### SET PROBLEM
Copy each line that holds "this".

— start of ENTRIES SHOWN —

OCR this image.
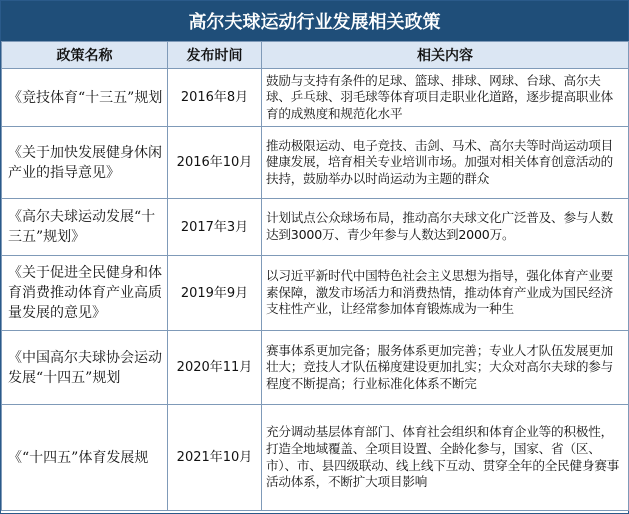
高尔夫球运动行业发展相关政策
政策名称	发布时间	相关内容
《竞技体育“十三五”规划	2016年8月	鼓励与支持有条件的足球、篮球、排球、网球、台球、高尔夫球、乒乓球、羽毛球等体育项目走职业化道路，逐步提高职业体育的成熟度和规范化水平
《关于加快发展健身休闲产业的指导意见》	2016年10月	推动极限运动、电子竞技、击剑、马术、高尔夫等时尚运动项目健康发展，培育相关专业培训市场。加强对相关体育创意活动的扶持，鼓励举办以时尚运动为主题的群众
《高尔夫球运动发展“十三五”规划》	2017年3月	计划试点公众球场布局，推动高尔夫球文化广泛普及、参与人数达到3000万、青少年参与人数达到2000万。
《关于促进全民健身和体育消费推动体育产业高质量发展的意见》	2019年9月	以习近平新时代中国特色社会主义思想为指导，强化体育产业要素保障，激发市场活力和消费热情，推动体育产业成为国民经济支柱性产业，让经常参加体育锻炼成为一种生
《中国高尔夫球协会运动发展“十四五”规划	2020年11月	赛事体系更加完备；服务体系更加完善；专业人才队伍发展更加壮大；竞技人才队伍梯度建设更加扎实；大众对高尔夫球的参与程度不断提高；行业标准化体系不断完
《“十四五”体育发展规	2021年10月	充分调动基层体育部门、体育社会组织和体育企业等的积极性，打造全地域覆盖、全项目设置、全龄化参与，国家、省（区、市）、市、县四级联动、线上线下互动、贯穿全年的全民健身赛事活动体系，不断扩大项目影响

— end of ENTRIES SHOWN —
— start of ENTRIES SHOWN —

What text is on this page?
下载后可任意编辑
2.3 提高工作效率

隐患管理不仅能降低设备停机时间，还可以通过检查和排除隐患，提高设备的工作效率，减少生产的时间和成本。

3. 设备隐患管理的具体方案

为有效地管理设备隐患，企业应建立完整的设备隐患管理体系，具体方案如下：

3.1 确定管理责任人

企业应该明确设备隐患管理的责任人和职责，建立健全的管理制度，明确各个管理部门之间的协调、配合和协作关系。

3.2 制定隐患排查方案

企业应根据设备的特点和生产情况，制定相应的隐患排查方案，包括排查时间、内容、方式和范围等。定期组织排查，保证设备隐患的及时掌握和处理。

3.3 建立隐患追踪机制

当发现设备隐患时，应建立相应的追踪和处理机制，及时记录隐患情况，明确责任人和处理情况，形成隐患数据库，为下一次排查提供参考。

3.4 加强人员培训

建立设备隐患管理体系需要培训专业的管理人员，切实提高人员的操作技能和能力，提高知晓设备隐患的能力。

— end of ENTRIES SHOWN —

### REPLY
OCR this image.
What text is on this page?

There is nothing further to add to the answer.